Dataset records:
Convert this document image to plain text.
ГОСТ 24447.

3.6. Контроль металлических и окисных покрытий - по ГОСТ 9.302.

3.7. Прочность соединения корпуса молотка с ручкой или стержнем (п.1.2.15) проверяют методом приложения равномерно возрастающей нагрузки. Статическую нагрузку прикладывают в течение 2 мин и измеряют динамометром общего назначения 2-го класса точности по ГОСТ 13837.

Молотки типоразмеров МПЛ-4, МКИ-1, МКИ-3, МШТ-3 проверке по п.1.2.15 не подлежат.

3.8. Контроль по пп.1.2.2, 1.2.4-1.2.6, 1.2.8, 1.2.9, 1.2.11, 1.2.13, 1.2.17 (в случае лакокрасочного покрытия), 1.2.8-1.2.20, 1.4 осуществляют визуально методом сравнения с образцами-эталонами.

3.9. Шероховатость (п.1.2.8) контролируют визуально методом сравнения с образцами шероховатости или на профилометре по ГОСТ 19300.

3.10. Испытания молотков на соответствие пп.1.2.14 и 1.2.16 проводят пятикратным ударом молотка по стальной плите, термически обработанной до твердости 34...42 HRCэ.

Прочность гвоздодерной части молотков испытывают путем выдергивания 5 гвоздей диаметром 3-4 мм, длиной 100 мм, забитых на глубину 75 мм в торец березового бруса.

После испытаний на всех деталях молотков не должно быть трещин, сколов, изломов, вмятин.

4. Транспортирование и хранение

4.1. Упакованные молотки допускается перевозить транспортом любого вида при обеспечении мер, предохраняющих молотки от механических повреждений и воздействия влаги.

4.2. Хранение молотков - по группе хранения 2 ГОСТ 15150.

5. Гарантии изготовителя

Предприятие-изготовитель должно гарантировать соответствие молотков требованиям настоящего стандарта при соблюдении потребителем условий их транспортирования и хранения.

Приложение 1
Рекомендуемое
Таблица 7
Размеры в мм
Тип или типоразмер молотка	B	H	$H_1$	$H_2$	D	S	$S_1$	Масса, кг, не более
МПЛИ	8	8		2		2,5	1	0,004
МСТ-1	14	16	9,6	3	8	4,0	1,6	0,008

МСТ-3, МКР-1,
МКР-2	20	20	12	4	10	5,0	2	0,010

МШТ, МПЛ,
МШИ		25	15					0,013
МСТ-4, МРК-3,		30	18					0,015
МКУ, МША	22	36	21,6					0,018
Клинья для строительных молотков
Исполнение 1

What is asked: Reproduce all the data word for word.

Final answer:
Convert this document image to plain text.
ГОСТ 24447.

3.6. Контроль металлических и окисных покрытий - по ГОСТ 9.302.

3.7. Прочность соединения корпуса молотка с ручкой или стержнем (п.1.2.15) проверяют методом приложения равномерно возрастающей нагрузки. Статическую нагрузку прикладывают в течение 2 мин и измеряют динамометром общего назначения 2-го класса точности по ГОСТ 13837.

Молотки типоразмеров МПЛ-4, МКИ-1, МКИ-3, МШТ-3 проверке по п.1.2.15 не подлежат.

3.8. Контроль по пп.1.2.2, 1.2.4-1.2.6, 1.2.8, 1.2.9, 1.2.11, 1.2.13, 1.2.17 (в случае лакокрасочного покрытия), 1.2.8-1.2.20, 1.4 осуществляют визуально методом сравнения с образцами-эталонами.

3.9. Шероховатость (п.1.2.8) контролируют визуально методом сравнения с образцами шероховатости или на профилометре по ГОСТ 19300.

3.10. Испытания молотков на соответствие пп.1.2.14 и 1.2.16 проводят пятикратным ударом молотка по стальной плите, термически обработанной до твердости 34...42 HRCэ.

Прочность гвоздодерной части молотков испытывают путем выдергивания 5 гвоздей диаметром 3-4 мм, длиной 100 мм, забитых на глубину 75 мм в торец березового бруса.

После испытаний на всех деталях молотков не должно быть трещин, сколов, изломов, вмятин.

4. Транспортирование и хранение

4.1. Упакованные молотки допускается перевозить транспортом любого вида при обеспечении мер, предохраняющих молотки от механических повреждений и воздействия влаги.

4.2. Хранение молотков - по группе хранения 2 ГОСТ 15150.

5. Гарантии изготовителя

Предприятие-изготовитель должно гарантировать соответствие молотков требованиям настоящего стандарта при соблюдении потребителем условий их транспортирования и хранения.

Приложение 1
Рекомендуемое
Таблица 7
Размеры в мм
Тип или типоразмер молотка	B	H	$H_1$	$H_2$	D	S	$S_1$	Масса, кг, не более
МПЛИ	8	8		2		2,5	1	0,004
МСТ-1	14	16	9,6	3	8	4,0	1,6	0,008

МСТ-3, МКР-1,
МКР-2	20	20	12	4	10	5,0	2	0,010

МШТ, МПЛ,
МШИ		25	15					0,013
МСТ-4, МРК-3,		30	18					0,015
МКУ, МША	22	36	21,6					0,018
Клинья для строительных молотков
Исполнение 1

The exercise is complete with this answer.